Instructions for the task
Lines that hold the word "partial" should be located and copied.

Data shown
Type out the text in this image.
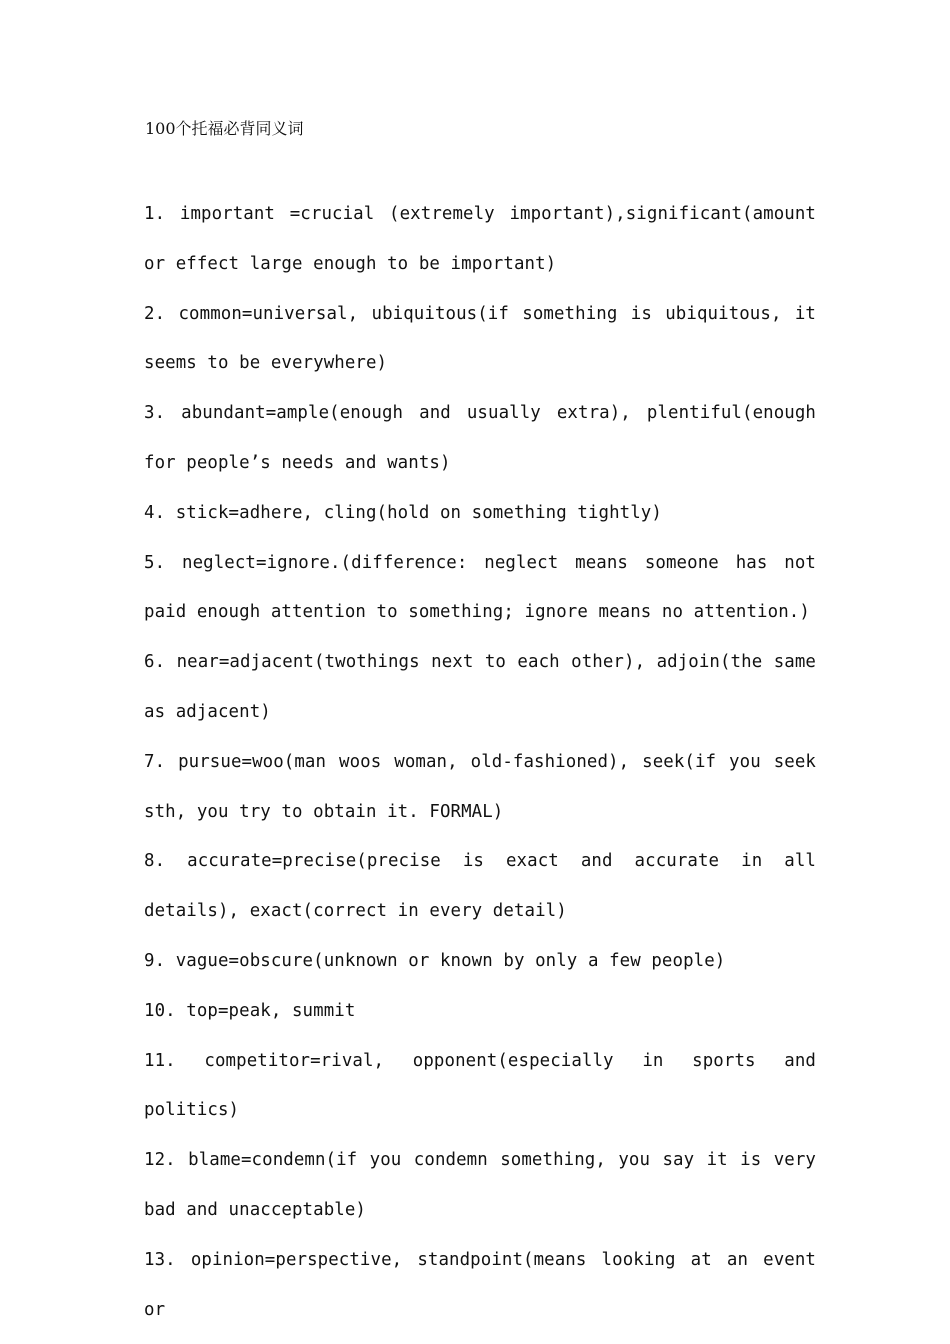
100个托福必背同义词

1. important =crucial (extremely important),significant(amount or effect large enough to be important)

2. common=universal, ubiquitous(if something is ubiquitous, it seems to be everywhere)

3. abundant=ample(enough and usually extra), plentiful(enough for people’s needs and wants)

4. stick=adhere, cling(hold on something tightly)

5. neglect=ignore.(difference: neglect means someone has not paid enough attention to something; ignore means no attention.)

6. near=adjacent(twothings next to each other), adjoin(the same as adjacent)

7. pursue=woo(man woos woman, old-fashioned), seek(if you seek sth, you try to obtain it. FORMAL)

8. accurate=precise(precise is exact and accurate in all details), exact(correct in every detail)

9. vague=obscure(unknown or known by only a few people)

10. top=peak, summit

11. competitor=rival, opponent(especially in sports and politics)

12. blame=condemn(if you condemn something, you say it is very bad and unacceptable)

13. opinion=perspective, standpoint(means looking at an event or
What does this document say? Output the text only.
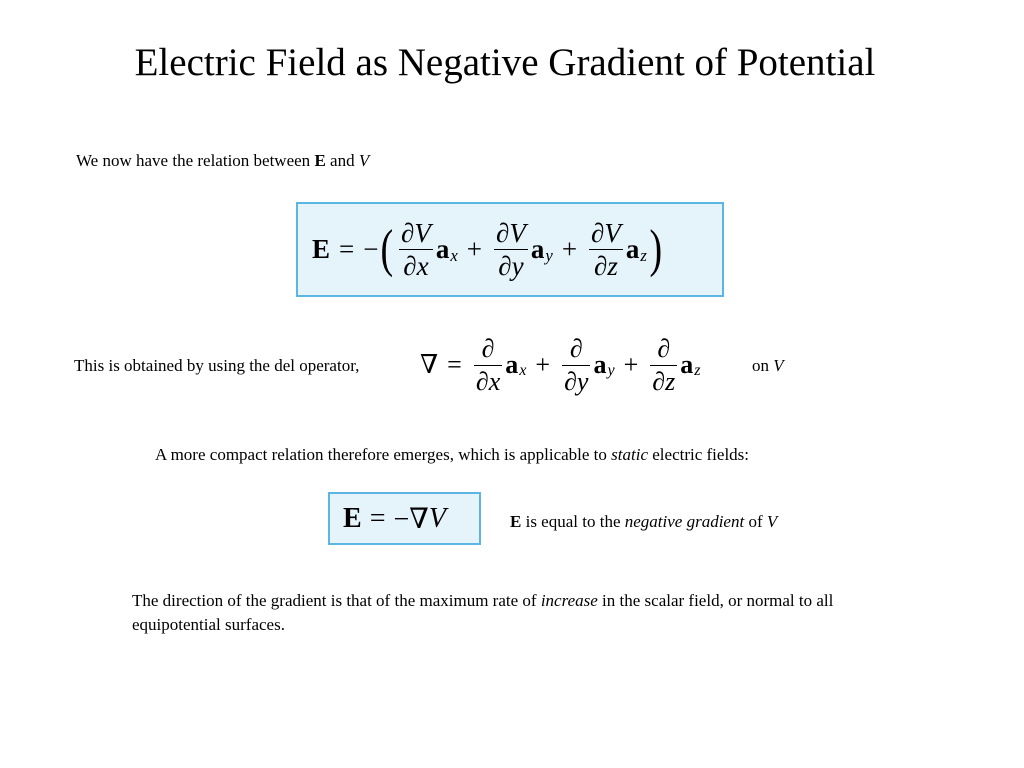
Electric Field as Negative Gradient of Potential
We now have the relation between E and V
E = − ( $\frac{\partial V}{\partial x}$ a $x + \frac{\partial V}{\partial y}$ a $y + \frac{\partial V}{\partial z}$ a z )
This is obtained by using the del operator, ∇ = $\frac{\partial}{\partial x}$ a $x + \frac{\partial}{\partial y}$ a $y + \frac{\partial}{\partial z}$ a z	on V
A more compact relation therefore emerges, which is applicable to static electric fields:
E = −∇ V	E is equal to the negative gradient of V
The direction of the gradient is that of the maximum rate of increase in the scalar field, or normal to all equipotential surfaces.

The answer
E = − ( $\frac{\partial V}{\partial x}$ a $x + \frac{\partial V}{\partial y}$ a $y + \frac{\partial V}{\partial z}$ a z )
This is obtained by using the del operator, ∇ = $\frac{\partial}{\partial x}$ a $x + \frac{\partial}{\partial y}$ a $y + \frac{\partial}{\partial z}$ a z	on V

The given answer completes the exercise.